OBJECTIVE: Can you output the records below exactly as they are written?

Collection entries:
---+---
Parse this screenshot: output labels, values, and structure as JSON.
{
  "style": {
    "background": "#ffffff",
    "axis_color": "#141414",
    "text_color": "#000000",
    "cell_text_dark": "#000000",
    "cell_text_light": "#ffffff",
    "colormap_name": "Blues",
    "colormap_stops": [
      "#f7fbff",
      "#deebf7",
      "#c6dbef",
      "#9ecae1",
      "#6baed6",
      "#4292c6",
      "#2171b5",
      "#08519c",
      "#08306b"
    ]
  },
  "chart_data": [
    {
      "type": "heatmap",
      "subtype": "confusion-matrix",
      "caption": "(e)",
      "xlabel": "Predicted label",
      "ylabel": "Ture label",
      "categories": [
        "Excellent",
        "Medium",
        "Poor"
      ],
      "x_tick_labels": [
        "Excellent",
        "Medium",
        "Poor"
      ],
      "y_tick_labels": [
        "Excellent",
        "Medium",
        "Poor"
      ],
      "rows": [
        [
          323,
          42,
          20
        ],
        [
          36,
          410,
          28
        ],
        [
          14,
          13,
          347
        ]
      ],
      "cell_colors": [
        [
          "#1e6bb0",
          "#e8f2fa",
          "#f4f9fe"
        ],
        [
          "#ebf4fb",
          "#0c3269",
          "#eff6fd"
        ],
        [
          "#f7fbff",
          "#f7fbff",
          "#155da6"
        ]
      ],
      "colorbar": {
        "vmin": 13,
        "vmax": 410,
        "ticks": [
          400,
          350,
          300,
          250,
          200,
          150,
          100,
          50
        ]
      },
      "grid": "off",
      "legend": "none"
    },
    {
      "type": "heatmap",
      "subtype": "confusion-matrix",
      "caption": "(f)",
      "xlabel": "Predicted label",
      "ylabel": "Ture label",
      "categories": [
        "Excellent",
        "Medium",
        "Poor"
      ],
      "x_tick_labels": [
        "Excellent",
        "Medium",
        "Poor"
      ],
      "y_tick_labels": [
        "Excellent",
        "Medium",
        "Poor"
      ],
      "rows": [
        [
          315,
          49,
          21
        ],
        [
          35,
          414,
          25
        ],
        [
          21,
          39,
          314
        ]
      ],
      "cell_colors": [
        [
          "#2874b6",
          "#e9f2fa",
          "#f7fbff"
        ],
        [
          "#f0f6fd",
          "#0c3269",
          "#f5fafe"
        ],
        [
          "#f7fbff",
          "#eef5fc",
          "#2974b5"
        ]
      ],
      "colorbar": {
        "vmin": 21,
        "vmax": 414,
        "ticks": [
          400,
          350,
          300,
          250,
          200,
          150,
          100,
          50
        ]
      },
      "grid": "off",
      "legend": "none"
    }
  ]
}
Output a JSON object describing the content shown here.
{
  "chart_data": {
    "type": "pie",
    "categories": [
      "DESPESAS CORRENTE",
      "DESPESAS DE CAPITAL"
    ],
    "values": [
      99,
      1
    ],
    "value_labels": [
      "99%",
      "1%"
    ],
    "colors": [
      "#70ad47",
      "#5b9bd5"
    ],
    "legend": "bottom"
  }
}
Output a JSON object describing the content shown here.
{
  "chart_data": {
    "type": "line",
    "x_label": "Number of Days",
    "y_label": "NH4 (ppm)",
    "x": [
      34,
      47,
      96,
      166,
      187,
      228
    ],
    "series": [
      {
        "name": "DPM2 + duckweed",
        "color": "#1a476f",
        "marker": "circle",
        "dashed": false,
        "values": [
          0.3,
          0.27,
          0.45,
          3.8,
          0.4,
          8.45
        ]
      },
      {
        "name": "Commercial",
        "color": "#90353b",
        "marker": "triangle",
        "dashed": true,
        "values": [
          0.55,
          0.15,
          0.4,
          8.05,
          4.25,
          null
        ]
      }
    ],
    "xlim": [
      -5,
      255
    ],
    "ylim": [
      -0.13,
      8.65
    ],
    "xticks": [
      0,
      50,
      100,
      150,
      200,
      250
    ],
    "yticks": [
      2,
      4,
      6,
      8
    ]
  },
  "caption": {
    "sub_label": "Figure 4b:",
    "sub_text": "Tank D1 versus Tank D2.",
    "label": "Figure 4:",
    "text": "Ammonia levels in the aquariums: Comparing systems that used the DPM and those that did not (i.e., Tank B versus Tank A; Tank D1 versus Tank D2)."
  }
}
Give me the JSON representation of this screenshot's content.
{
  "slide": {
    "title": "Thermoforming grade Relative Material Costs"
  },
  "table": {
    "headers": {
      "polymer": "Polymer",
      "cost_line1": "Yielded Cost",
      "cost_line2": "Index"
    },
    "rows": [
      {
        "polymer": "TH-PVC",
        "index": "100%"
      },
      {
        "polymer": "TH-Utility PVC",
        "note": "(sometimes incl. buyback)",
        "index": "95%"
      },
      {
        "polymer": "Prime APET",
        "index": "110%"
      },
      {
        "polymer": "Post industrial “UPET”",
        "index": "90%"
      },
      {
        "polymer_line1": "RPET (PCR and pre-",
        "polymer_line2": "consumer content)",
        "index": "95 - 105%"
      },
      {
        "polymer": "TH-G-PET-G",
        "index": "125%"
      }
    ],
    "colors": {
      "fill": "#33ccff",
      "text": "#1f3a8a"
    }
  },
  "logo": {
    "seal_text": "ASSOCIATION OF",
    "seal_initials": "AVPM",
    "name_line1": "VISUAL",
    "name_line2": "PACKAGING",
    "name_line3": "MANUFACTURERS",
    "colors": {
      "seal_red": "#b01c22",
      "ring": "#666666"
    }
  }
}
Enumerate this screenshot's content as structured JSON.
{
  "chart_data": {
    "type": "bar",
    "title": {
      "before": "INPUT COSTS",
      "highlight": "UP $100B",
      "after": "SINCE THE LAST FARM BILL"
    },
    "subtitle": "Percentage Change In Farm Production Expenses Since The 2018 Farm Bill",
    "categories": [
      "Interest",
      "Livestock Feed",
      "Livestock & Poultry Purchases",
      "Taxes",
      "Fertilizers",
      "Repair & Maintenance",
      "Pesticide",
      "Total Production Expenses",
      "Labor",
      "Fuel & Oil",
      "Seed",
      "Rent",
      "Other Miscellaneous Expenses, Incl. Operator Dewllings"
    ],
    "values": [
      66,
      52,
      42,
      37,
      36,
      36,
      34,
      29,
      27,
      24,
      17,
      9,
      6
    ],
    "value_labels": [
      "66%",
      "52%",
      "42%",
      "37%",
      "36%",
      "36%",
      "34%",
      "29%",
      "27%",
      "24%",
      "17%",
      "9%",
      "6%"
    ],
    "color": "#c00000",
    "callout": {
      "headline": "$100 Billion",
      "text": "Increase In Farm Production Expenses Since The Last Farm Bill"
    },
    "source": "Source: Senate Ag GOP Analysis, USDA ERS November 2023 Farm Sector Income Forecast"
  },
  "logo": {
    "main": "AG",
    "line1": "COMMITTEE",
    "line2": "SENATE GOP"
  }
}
---+---
EXERCISE RESULT:
Parse this screenshot: output labels, values, and structure as JSON.
{
  "style": {
    "background": "#ffffff",
    "axis_color": "#141414",
    "text_color": "#000000",
    "cell_text_dark": "#000000",
    "cell_text_light": "#ffffff",
    "colormap_name": "Blues",
    "colormap_stops": [
      "#f7fbff",
      "#deebf7",
      "#c6dbef",
      "#9ecae1",
      "#6baed6",
      "#4292c6",
      "#2171b5",
      "#08519c",
      "#08306b"
    ]
  },
  "chart_data": [
    {
      "type": "heatmap",
      "subtype": "confusion-matrix",
      "caption": "(e)",
      "xlabel": "Predicted label",
      "ylabel": "Ture label",
      "categories": [
        "Excellent",
        "Medium",
        "Poor"
      ],
      "x_tick_labels": [
        "Excellent",
        "Medium",
        "Poor"
      ],
      "y_tick_labels": [
        "Excellent",
        "Medium",
        "Poor"
      ],
      "rows": [
        [
          323,
          42,
          20
        ],
        [
          36,
          410,
          28
        ],
        [
          14,
          13,
          347
        ]
      ],
      "cell_colors": [
        [
          "#1e6bb0",
          "#e8f2fa",
          "#f4f9fe"
        ],
        [
          "#ebf4fb",
          "#0c3269",
          "#eff6fd"
        ],
        [
          "#f7fbff",
          "#f7fbff",
          "#155da6"
        ]
      ],
      "colorbar": {
        "vmin": 13,
        "vmax": 410,
        "ticks": [
          400,
          350,
          300,
          250,
          200,
          150,
          100,
          50
        ]
      },
      "grid": "off",
      "legend": "none"
    },
    {
      "type": "heatmap",
      "subtype": "confusion-matrix",
      "caption": "(f)",
      "xlabel": "Predicted label",
      "ylabel": "Ture label",
      "categories": [
        "Excellent",
        "Medium",
        "Poor"
      ],
      "x_tick_labels": [
        "Excellent",
        "Medium",
        "Poor"
      ],
      "y_tick_labels": [
        "Excellent",
        "Medium",
        "Poor"
      ],
      "rows": [
        [
          315,
          49,
          21
        ],
        [
          35,
          414,
          25
        ],
        [
          21,
          39,
          314
        ]
      ],
      "cell_colors": [
        [
          "#2874b6",
          "#e9f2fa",
          "#f7fbff"
        ],
        [
          "#f0f6fd",
          "#0c3269",
          "#f5fafe"
        ],
        [
          "#f7fbff",
          "#eef5fc",
          "#2974b5"
        ]
      ],
      "colorbar": {
        "vmin": 21,
        "vmax": 414,
        "ticks": [
          400,
          350,
          300,
          250,
          200,
          150,
          100,
          50
        ]
      },
      "grid": "off",
      "legend": "none"
    }
  ]
}
Output a JSON object describing the content shown here.
{
  "chart_data": {
    "type": "pie",
    "categories": [
      "DESPESAS CORRENTE",
      "DESPESAS DE CAPITAL"
    ],
    "values": [
      99,
      1
    ],
    "value_labels": [
      "99%",
      "1%"
    ],
    "colors": [
      "#70ad47",
      "#5b9bd5"
    ],
    "legend": "bottom"
  }
}
Output a JSON object describing the content shown here.
{
  "chart_data": {
    "type": "line",
    "x_label": "Number of Days",
    "y_label": "NH4 (ppm)",
    "x": [
      34,
      47,
      96,
      166,
      187,
      228
    ],
    "series": [
      {
        "name": "DPM2 + duckweed",
        "color": "#1a476f",
        "marker": "circle",
        "dashed": false,
        "values": [
          0.3,
          0.27,
          0.45,
          3.8,
          0.4,
          8.45
        ]
      },
      {
        "name": "Commercial",
        "color": "#90353b",
        "marker": "triangle",
        "dashed": true,
        "values": [
          0.55,
          0.15,
          0.4,
          8.05,
          4.25,
          null
        ]
      }
    ],
    "xlim": [
      -5,
      255
    ],
    "ylim": [
      -0.13,
      8.65
    ],
    "xticks": [
      0,
      50,
      100,
      150,
      200,
      250
    ],
    "yticks": [
      2,
      4,
      6,
      8
    ]
  },
  "caption": {
    "sub_label": "Figure 4b:",
    "sub_text": "Tank D1 versus Tank D2.",
    "label": "Figure 4:",
    "text": "Ammonia levels in the aquariums: Comparing systems that used the DPM and those that did not (i.e., Tank B versus Tank A; Tank D1 versus Tank D2)."
  }
}
Give me the JSON representation of this screenshot's content.
{
  "slide": {
    "title": "Thermoforming grade Relative Material Costs"
  },
  "table": {
    "headers": {
      "polymer": "Polymer",
      "cost_line1": "Yielded Cost",
      "cost_line2": "Index"
    },
    "rows": [
      {
        "polymer": "TH-PVC",
        "index": "100%"
      },
      {
        "polymer": "TH-Utility PVC",
        "note": "(sometimes incl. buyback)",
        "index": "95%"
      },
      {
        "polymer": "Prime APET",
        "index": "110%"
      },
      {
        "polymer": "Post industrial “UPET”",
        "index": "90%"
      },
      {
        "polymer_line1": "RPET (PCR and pre-",
        "polymer_line2": "consumer content)",
        "index": "95 - 105%"
      },
      {
        "polymer": "TH-G-PET-G",
        "index": "125%"
      }
    ],
    "colors": {
      "fill": "#33ccff",
      "text": "#1f3a8a"
    }
  },
  "logo": {
    "seal_text": "ASSOCIATION OF",
    "seal_initials": "AVPM",
    "name_line1": "VISUAL",
    "name_line2": "PACKAGING",
    "name_line3": "MANUFACTURERS",
    "colors": {
      "seal_red": "#b01c22",
      "ring": "#666666"
    }
  }
}
Enumerate this screenshot's content as structured JSON.
{
  "chart_data": {
    "type": "bar",
    "title": {
      "before": "INPUT COSTS",
      "highlight": "UP $100B",
      "after": "SINCE THE LAST FARM BILL"
    },
    "subtitle": "Percentage Change In Farm Production Expenses Since The 2018 Farm Bill",
    "categories": [
      "Interest",
      "Livestock Feed",
      "Livestock & Poultry Purchases",
      "Taxes",
      "Fertilizers",
      "Repair & Maintenance",
      "Pesticide",
      "Total Production Expenses",
      "Labor",
      "Fuel & Oil",
      "Seed",
      "Rent",
      "Other Miscellaneous Expenses, Incl. Operator Dewllings"
    ],
    "values": [
      66,
      52,
      42,
      37,
      36,
      36,
      34,
      29,
      27,
      24,
      17,
      9,
      6
    ],
    "value_labels": [
      "66%",
      "52%",
      "42%",
      "37%",
      "36%",
      "36%",
      "34%",
      "29%",
      "27%",
      "24%",
      "17%",
      "9%",
      "6%"
    ],
    "color": "#c00000",
    "callout": {
      "headline": "$100 Billion",
      "text": "Increase In Farm Production Expenses Since The Last Farm Bill"
    },
    "source": "Source: Senate Ag GOP Analysis, USDA ERS November 2023 Farm Sector Income Forecast"
  },
  "logo": {
    "main": "AG",
    "line1": "COMMITTEE",
    "line2": "SENATE GOP"
  }
}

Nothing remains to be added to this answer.